* _Dataset records_
· · · ·

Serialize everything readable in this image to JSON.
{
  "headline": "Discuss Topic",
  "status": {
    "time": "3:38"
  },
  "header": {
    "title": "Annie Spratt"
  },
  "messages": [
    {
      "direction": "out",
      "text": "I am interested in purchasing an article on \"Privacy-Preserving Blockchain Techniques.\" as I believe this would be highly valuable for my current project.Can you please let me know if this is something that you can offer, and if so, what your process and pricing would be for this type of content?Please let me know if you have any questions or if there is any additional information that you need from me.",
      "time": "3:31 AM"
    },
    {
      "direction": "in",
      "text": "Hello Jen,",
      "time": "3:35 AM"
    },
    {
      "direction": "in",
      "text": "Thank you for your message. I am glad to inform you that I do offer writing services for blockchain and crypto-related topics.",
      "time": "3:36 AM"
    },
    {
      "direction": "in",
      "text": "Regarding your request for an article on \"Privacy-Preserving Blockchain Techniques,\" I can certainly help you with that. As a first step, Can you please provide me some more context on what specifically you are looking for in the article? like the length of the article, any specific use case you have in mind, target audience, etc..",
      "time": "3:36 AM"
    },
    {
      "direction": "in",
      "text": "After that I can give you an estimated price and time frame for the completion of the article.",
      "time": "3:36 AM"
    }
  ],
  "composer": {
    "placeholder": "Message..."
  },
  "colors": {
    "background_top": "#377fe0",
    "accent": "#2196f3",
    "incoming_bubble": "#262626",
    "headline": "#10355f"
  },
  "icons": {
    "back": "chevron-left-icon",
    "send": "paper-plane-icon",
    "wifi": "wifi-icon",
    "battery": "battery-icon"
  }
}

· · · ·

* _Set exercise_
Go through the material above and copy each line that has the word "headline".

* _Solution to the problem_
  "headline": "Discuss Topic",
    "headline": "#10355f"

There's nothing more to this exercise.